EXERCISE OBJECTIVE:
Go through the entries and count the lines with the string "citation" in them. Give only that number.

GIVEN RECORDS:

━━━

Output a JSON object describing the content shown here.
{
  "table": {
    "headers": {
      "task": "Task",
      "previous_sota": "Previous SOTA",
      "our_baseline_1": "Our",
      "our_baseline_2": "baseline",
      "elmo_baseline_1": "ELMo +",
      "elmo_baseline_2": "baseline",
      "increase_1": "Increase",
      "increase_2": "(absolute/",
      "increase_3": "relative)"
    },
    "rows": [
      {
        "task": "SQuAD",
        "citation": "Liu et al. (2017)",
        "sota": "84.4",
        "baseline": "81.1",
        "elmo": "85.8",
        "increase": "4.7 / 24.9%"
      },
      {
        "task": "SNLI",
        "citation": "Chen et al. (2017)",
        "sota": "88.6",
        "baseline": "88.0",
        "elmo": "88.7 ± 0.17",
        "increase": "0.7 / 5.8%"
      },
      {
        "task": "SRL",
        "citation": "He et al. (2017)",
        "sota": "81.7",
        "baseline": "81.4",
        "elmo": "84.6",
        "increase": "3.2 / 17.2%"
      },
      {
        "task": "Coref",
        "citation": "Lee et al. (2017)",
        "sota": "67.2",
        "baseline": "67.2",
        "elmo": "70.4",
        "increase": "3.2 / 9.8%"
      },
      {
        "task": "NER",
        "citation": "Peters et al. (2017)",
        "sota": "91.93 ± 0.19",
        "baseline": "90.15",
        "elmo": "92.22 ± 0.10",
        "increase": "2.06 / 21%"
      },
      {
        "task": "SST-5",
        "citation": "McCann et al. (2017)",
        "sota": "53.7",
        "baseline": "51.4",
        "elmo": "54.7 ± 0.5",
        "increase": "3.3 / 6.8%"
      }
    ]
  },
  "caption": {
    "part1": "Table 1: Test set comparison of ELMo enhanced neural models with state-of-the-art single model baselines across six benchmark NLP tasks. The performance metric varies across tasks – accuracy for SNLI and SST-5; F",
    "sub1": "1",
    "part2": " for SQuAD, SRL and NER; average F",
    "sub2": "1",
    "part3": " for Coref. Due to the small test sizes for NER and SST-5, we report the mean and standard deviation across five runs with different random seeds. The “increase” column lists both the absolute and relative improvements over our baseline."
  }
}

━━━

RESULT OF THIS EXERCISE:
6